■ Your task
All of the records below must be output exactly, with no pictures carried over.

■ Material to process
= = =

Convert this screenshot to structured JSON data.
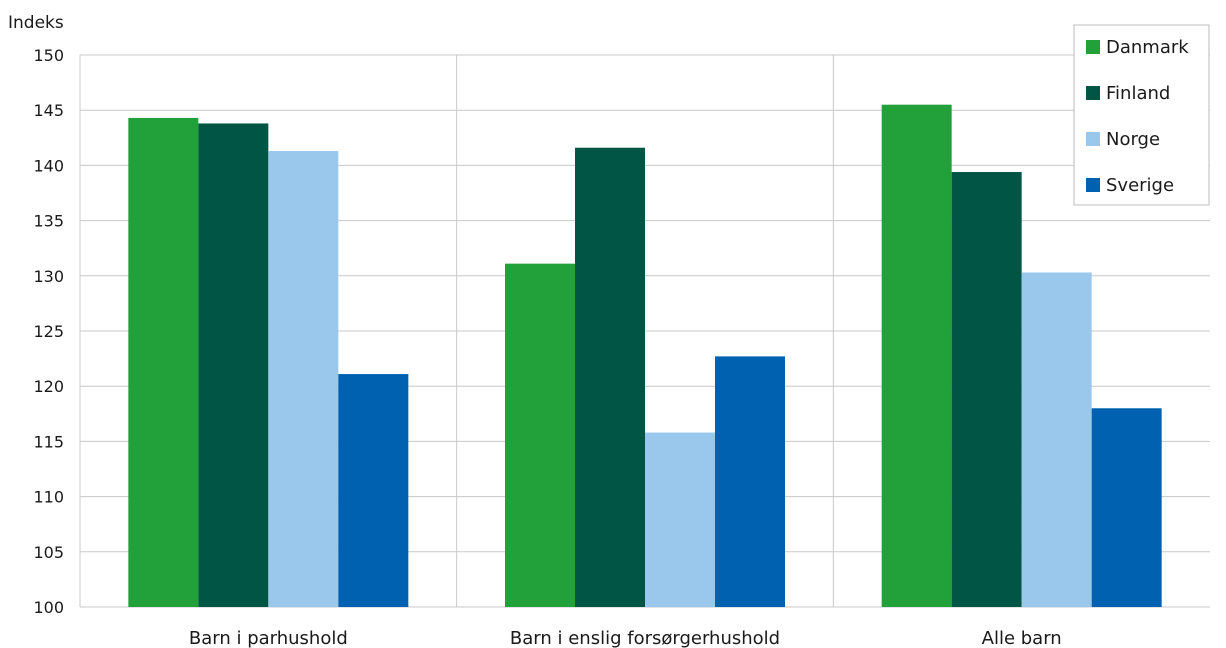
{
  "chart_data": {
    "type": "bar",
    "title": "",
    "xlabel": "",
    "ylabel": "Indeks",
    "ylim": [
      100,
      150
    ],
    "yticks": [
      100,
      105,
      110,
      115,
      120,
      125,
      130,
      135,
      140,
      145,
      150
    ],
    "grid": true,
    "legend_position": "top-right",
    "categories": [
      "Barn i parhushold",
      "Barn i enslig forsørgerhushold",
      "Alle barn"
    ],
    "series": [
      {
        "name": "Danmark",
        "color": "#22a03a",
        "values": [
          144.3,
          131.1,
          145.5
        ]
      },
      {
        "name": "Finland",
        "color": "#005544",
        "values": [
          143.8,
          141.6,
          139.4
        ]
      },
      {
        "name": "Norge",
        "color": "#9ac8ec",
        "values": [
          141.3,
          115.8,
          130.3
        ]
      },
      {
        "name": "Sverige",
        "color": "#0061b0",
        "values": [
          121.1,
          122.7,
          118.0
        ]
      }
    ]
  }
}
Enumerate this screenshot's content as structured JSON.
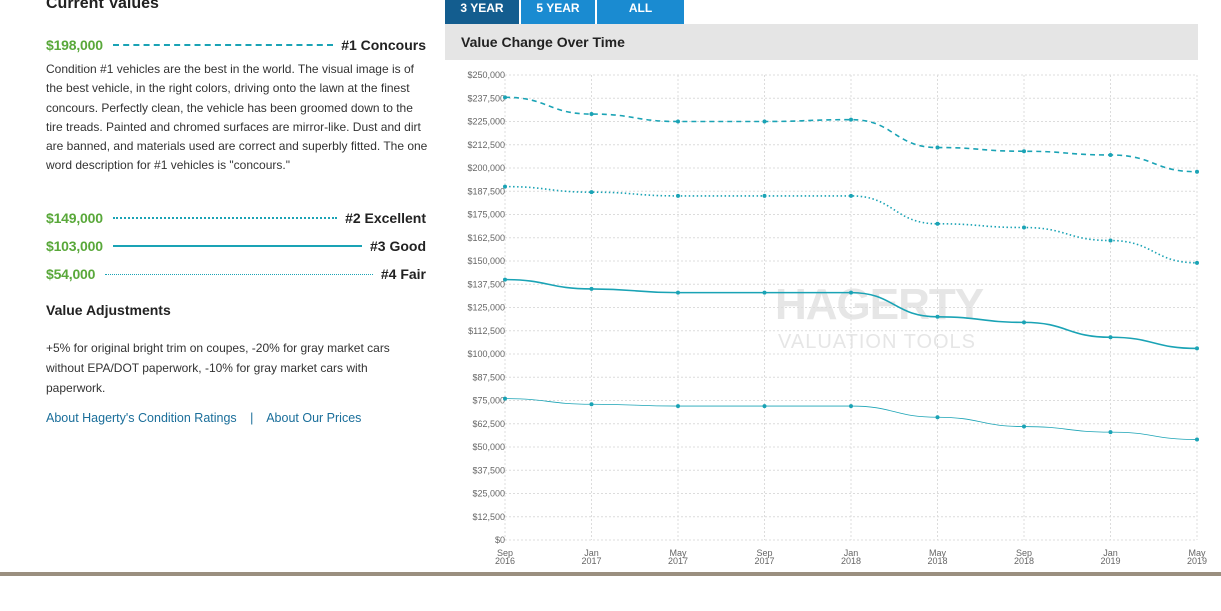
{
  "left_panel": {
    "heading": "Current Values",
    "values": [
      {
        "price": "$198,000",
        "condition": "#1 Concours",
        "style": "dashed"
      },
      {
        "price": "$149,000",
        "condition": "#2 Excellent",
        "style": "dotted"
      },
      {
        "price": "$103,000",
        "condition": "#3 Good",
        "style": "solid"
      },
      {
        "price": "$54,000",
        "condition": "#4 Fair",
        "style": "thin"
      }
    ],
    "concours_description": "Condition #1 vehicles are the best in the world. The visual image is of the best vehicle, in the right colors, driving onto the lawn at the finest concours. Perfectly clean, the vehicle has been groomed down to the tire treads. Painted and chromed surfaces are mirror-like. Dust and dirt are banned, and materials used are correct and superbly fitted. The one word description for #1 vehicles is \"concours.\"",
    "adjustments_heading": "Value Adjustments",
    "adjustments_text": "+5% for original bright trim on coupes, -20% for gray market cars without EPA/DOT paperwork, -10% for gray market cars with paperwork.",
    "link_condition_ratings": "About Hagerty's Condition Ratings",
    "link_separator": "|",
    "link_prices": "About Our Prices"
  },
  "tabs": [
    {
      "label": "3 YEAR",
      "active": true
    },
    {
      "label": "5 YEAR",
      "active": false
    },
    {
      "label": "ALL",
      "active": false
    }
  ],
  "watermark": {
    "brand": "HAGERTY",
    "tagline": "VALUATION TOOLS"
  },
  "colors": {
    "accent": "#1aa3b5",
    "price_green": "#59a83a",
    "tab_blue": "#1a8bd1",
    "tab_active": "#135d8f",
    "link": "#1a6e9a"
  },
  "chart_data": {
    "type": "line",
    "title": "Value Change Over Time",
    "x": [
      "Sep 2016",
      "Jan 2017",
      "May 2017",
      "Sep 2017",
      "Jan 2018",
      "May 2018",
      "Sep 2018",
      "Jan 2019",
      "May 2019"
    ],
    "x_tick_labels": [
      [
        "Sep",
        "2016"
      ],
      [
        "Jan",
        "2017"
      ],
      [
        "May",
        "2017"
      ],
      [
        "Sep",
        "2017"
      ],
      [
        "Jan",
        "2018"
      ],
      [
        "May",
        "2018"
      ],
      [
        "Sep",
        "2018"
      ],
      [
        "Jan",
        "2019"
      ],
      [
        "May",
        "2019"
      ]
    ],
    "y_ticks": [
      "$0",
      "$12,500",
      "$25,000",
      "$37,500",
      "$50,000",
      "$62,500",
      "$75,000",
      "$87,500",
      "$100,000",
      "$112,500",
      "$125,000",
      "$137,500",
      "$150,000",
      "$162,500",
      "$175,000",
      "$187,500",
      "$200,000",
      "$212,500",
      "$225,000",
      "$237,500",
      "$250,000"
    ],
    "ylim": [
      0,
      250000
    ],
    "grid": true,
    "series": [
      {
        "name": "#1 Concours",
        "style": "dashed",
        "values": [
          238000,
          229000,
          225000,
          225000,
          226000,
          211000,
          209000,
          207000,
          198000
        ]
      },
      {
        "name": "#2 Excellent",
        "style": "dotted",
        "values": [
          190000,
          187000,
          185000,
          185000,
          185000,
          170000,
          168000,
          161000,
          149000
        ]
      },
      {
        "name": "#3 Good",
        "style": "solid",
        "values": [
          140000,
          135000,
          133000,
          133000,
          133000,
          120000,
          117000,
          109000,
          103000
        ]
      },
      {
        "name": "#4 Fair",
        "style": "thin",
        "values": [
          76000,
          73000,
          72000,
          72000,
          72000,
          66000,
          61000,
          58000,
          54000
        ]
      }
    ]
  }
}
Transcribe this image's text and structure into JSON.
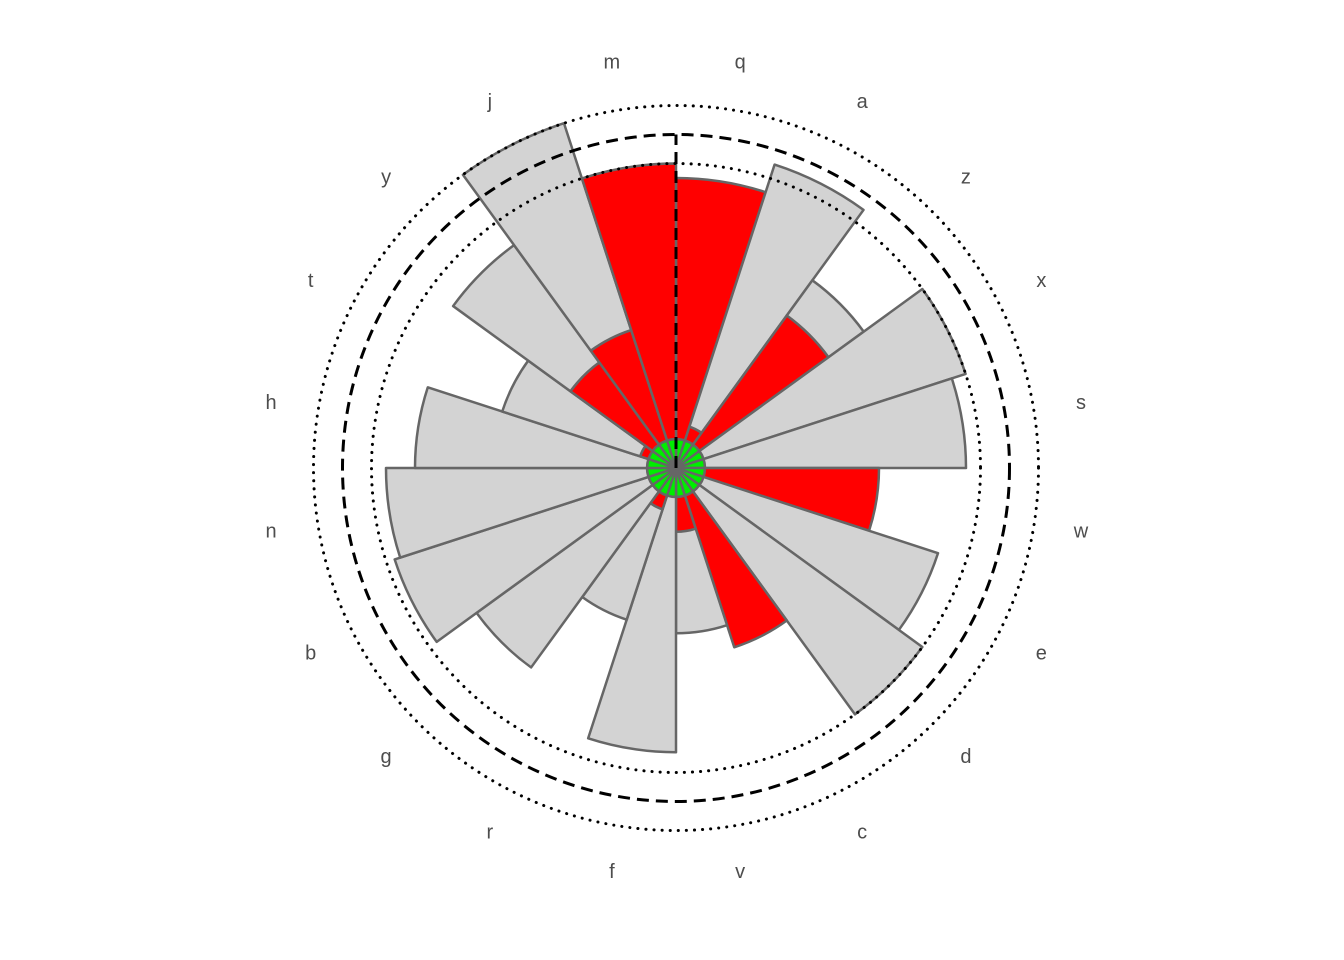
{
  "chart_data": {
    "type": "bar",
    "subtype": "polar-stacked-bar",
    "title": "",
    "xlabel": "",
    "ylabel": "",
    "angular_start": "12 o'clock",
    "direction": "clockwise",
    "categories": [
      "q",
      "a",
      "z",
      "x",
      "s",
      "w",
      "e",
      "d",
      "c",
      "v",
      "f",
      "r",
      "g",
      "b",
      "n",
      "h",
      "t",
      "y",
      "j",
      "m"
    ],
    "series": [
      {
        "values": [
          10,
          10,
          10,
          10,
          10,
          10,
          10,
          10,
          10,
          10,
          10,
          10,
          10,
          10,
          10,
          10,
          10,
          10,
          10,
          10
        ]
      },
      {
        "values": [
          90,
          5,
          55,
          0,
          0,
          60,
          0,
          0,
          55,
          12,
          0,
          5,
          0,
          0,
          0,
          0,
          3,
          35,
          40,
          95
        ]
      },
      {
        "values": [
          0,
          95,
          15,
          95,
          90,
          0,
          85,
          95,
          0,
          35,
          88,
          40,
          75,
          92,
          90,
          80,
          50,
          50,
          75,
          0
        ]
      }
    ],
    "reference_circles": [
      {
        "value": 105,
        "style": "dotted"
      },
      {
        "value": 115,
        "style": "dashed"
      },
      {
        "value": 125,
        "style": "dotted"
      }
    ],
    "reference_radial_line": {
      "angle_category": "q",
      "style": "dashed"
    },
    "colors": {
      "series": [
        "#00ee00",
        "#ff0000",
        "#d3d3d3"
      ],
      "bar_outline": "#666666",
      "reference_lines": "#000000",
      "label_text": "#4d4d4d",
      "background": "#ffffff"
    },
    "grid": false,
    "legend": "none"
  }
}
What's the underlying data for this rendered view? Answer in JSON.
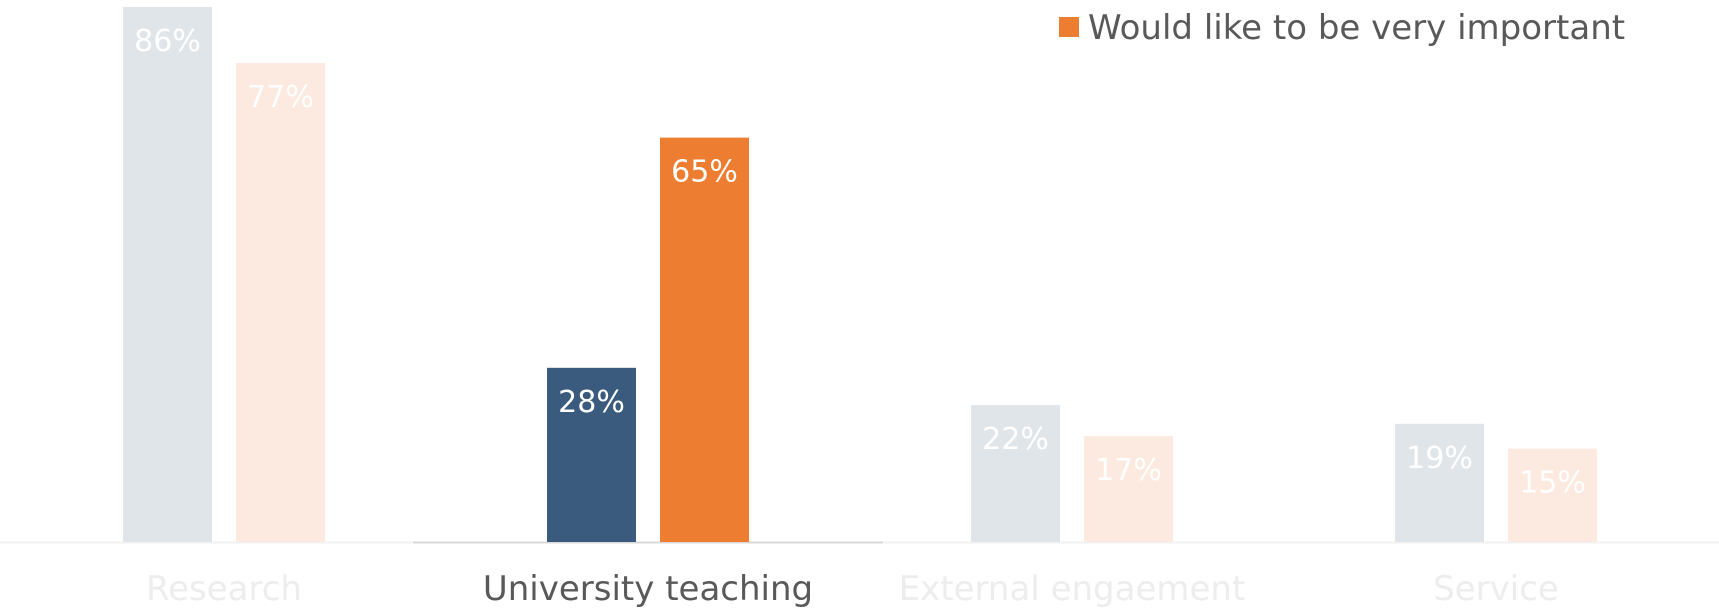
{
  "chart_data": {
    "type": "bar",
    "categories": [
      "Research",
      "University teaching",
      "External engaement",
      "Service"
    ],
    "highlighted_category": "University teaching",
    "series": [
      {
        "values": [
          86,
          28,
          22,
          19
        ],
        "labels": [
          "86%",
          "28%",
          "22%",
          "19%"
        ],
        "color": "#3A5B7D",
        "faded_color": "#E0E5EA"
      },
      {
        "name": "Would like to be very important",
        "values": [
          77,
          65,
          17,
          15
        ],
        "labels": [
          "77%",
          "65%",
          "17%",
          "15%"
        ],
        "color": "#ED7D31",
        "faded_color": "#FCE9DF"
      }
    ],
    "legend": {
      "visible_entry": "Would like to be very important",
      "position": "top-right"
    },
    "ylim": [
      0,
      86
    ],
    "grid": false,
    "colors": {
      "axis_line": "#F2F2F2",
      "highlight_axis_line": "#D9D9D9",
      "label_on_bar": "#FFFFFF",
      "category_text": "#595959",
      "category_text_faded": "#EDEDED",
      "legend_text": "#595959"
    }
  }
}
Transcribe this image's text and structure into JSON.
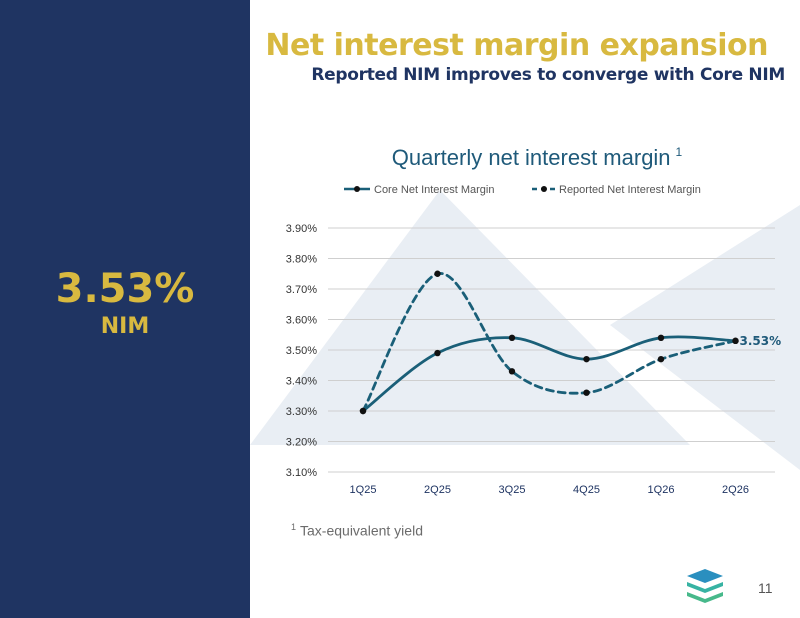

= = =

■ Exercise output
Convert this screenshot to structured JSON data.
{
  "chart_data": {
    "type": "bar",
    "title": "",
    "xlabel": "",
    "ylabel": "Indeks",
    "ylim": [
      100,
      150
    ],
    "yticks": [
      100,
      105,
      110,
      115,
      120,
      125,
      130,
      135,
      140,
      145,
      150
    ],
    "grid": true,
    "legend_position": "top-right",
    "categories": [
      "Barn i parhushold",
      "Barn i enslig forsørgerhushold",
      "Alle barn"
    ],
    "series": [
      {
        "name": "Danmark",
        "color": "#22a03a",
        "values": [
          144.3,
          131.1,
          145.5
        ]
      },
      {
        "name": "Finland",
        "color": "#005544",
        "values": [
          143.8,
          141.6,
          139.4
        ]
      },
      {
        "name": "Norge",
        "color": "#9ac8ec",
        "values": [
          141.3,
          115.8,
          130.3
        ]
      },
      {
        "name": "Sverige",
        "color": "#0061b0",
        "values": [
          121.1,
          122.7,
          118.0
        ]
      }
    ]
  }
}
Enumerate this screenshot's content as structured JSON.
{
  "left_panel": {
    "heading": "Current Values",
    "values": [
      {
        "price": "$198,000",
        "condition": "#1 Concours",
        "style": "dashed"
      },
      {
        "price": "$149,000",
        "condition": "#2 Excellent",
        "style": "dotted"
      },
      {
        "price": "$103,000",
        "condition": "#3 Good",
        "style": "solid"
      },
      {
        "price": "$54,000",
        "condition": "#4 Fair",
        "style": "thin"
      }
    ],
    "concours_description": "Condition #1 vehicles are the best in the world. The visual image is of the best vehicle, in the right colors, driving onto the lawn at the finest concours. Perfectly clean, the vehicle has been groomed down to the tire treads. Painted and chromed surfaces are mirror-like. Dust and dirt are banned, and materials used are correct and superbly fitted. The one word description for #1 vehicles is \"concours.\"",
    "adjustments_heading": "Value Adjustments",
    "adjustments_text": "+5% for original bright trim on coupes, -20% for gray market cars without EPA/DOT paperwork, -10% for gray market cars with paperwork.",
    "link_condition_ratings": "About Hagerty's Condition Ratings",
    "link_separator": "|",
    "link_prices": "About Our Prices"
  },
  "tabs": [
    {
      "label": "3 YEAR",
      "active": true
    },
    {
      "label": "5 YEAR",
      "active": false
    },
    {
      "label": "ALL",
      "active": false
    }
  ],
  "watermark": {
    "brand": "HAGERTY",
    "tagline": "VALUATION TOOLS"
  },
  "colors": {
    "accent": "#1aa3b5",
    "price_green": "#59a83a",
    "tab_blue": "#1a8bd1",
    "tab_active": "#135d8f",
    "link": "#1a6e9a"
  },
  "chart_data": {
    "type": "line",
    "title": "Value Change Over Time",
    "x": [
      "Sep 2016",
      "Jan 2017",
      "May 2017",
      "Sep 2017",
      "Jan 2018",
      "May 2018",
      "Sep 2018",
      "Jan 2019",
      "May 2019"
    ],
    "x_tick_labels": [
      [
        "Sep",
        "2016"
      ],
      [
        "Jan",
        "2017"
      ],
      [
        "May",
        "2017"
      ],
      [
        "Sep",
        "2017"
      ],
      [
        "Jan",
        "2018"
      ],
      [
        "May",
        "2018"
      ],
      [
        "Sep",
        "2018"
      ],
      [
        "Jan",
        "2019"
      ],
      [
        "May",
        "2019"
      ]
    ],
    "y_ticks": [
      "$0",
      "$12,500",
      "$25,000",
      "$37,500",
      "$50,000",
      "$62,500",
      "$75,000",
      "$87,500",
      "$100,000",
      "$112,500",
      "$125,000",
      "$137,500",
      "$150,000",
      "$162,500",
      "$175,000",
      "$187,500",
      "$200,000",
      "$212,500",
      "$225,000",
      "$237,500",
      "$250,000"
    ],
    "ylim": [
      0,
      250000
    ],
    "grid": true,
    "series": [
      {
        "name": "#1 Concours",
        "style": "dashed",
        "values": [
          238000,
          229000,
          225000,
          225000,
          226000,
          211000,
          209000,
          207000,
          198000
        ]
      },
      {
        "name": "#2 Excellent",
        "style": "dotted",
        "values": [
          190000,
          187000,
          185000,
          185000,
          185000,
          170000,
          168000,
          161000,
          149000
        ]
      },
      {
        "name": "#3 Good",
        "style": "solid",
        "values": [
          140000,
          135000,
          133000,
          133000,
          133000,
          120000,
          117000,
          109000,
          103000
        ]
      },
      {
        "name": "#4 Fair",
        "style": "thin",
        "values": [
          76000,
          73000,
          72000,
          72000,
          72000,
          66000,
          61000,
          58000,
          54000
        ]
      }
    ]
  }
}
Transcribe this image's text and structure into JSON.
{
  "chart_data": {
    "type": "bar",
    "subtype": "polar-stacked-bar",
    "title": "",
    "xlabel": "",
    "ylabel": "",
    "angular_start": "12 o'clock",
    "direction": "clockwise",
    "categories": [
      "q",
      "a",
      "z",
      "x",
      "s",
      "w",
      "e",
      "d",
      "c",
      "v",
      "f",
      "r",
      "g",
      "b",
      "n",
      "h",
      "t",
      "y",
      "j",
      "m"
    ],
    "series": [
      {
        "values": [
          10,
          10,
          10,
          10,
          10,
          10,
          10,
          10,
          10,
          10,
          10,
          10,
          10,
          10,
          10,
          10,
          10,
          10,
          10,
          10
        ]
      },
      {
        "values": [
          90,
          5,
          55,
          0,
          0,
          60,
          0,
          0,
          55,
          12,
          0,
          5,
          0,
          0,
          0,
          0,
          3,
          35,
          40,
          95
        ]
      },
      {
        "values": [
          0,
          95,
          15,
          95,
          90,
          0,
          85,
          95,
          0,
          35,
          88,
          40,
          75,
          92,
          90,
          80,
          50,
          50,
          75,
          0
        ]
      }
    ],
    "reference_circles": [
      {
        "value": 105,
        "style": "dotted"
      },
      {
        "value": 115,
        "style": "dashed"
      },
      {
        "value": 125,
        "style": "dotted"
      }
    ],
    "reference_radial_line": {
      "angle_category": "q",
      "style": "dashed"
    },
    "colors": {
      "series": [
        "#00ee00",
        "#ff0000",
        "#d3d3d3"
      ],
      "bar_outline": "#666666",
      "reference_lines": "#000000",
      "label_text": "#4d4d4d",
      "background": "#ffffff"
    },
    "grid": false,
    "legend": "none"
  }
}
What's the underlying data for this rendered view? Answer in JSON.
{
  "chart_data": {
    "type": "bar",
    "categories": [
      "Research",
      "University teaching",
      "External engaement",
      "Service"
    ],
    "highlighted_category": "University teaching",
    "series": [
      {
        "values": [
          86,
          28,
          22,
          19
        ],
        "labels": [
          "86%",
          "28%",
          "22%",
          "19%"
        ],
        "color": "#3A5B7D",
        "faded_color": "#E0E5EA"
      },
      {
        "name": "Would like to be very important",
        "values": [
          77,
          65,
          17,
          15
        ],
        "labels": [
          "77%",
          "65%",
          "17%",
          "15%"
        ],
        "color": "#ED7D31",
        "faded_color": "#FCE9DF"
      }
    ],
    "legend": {
      "visible_entry": "Would like to be very important",
      "position": "top-right"
    },
    "ylim": [
      0,
      86
    ],
    "grid": false,
    "colors": {
      "axis_line": "#F2F2F2",
      "highlight_axis_line": "#D9D9D9",
      "label_on_bar": "#FFFFFF",
      "category_text": "#595959",
      "category_text_faded": "#EDEDED",
      "legend_text": "#595959"
    }
  }
}
Transcribe this image's text and structure into JSON.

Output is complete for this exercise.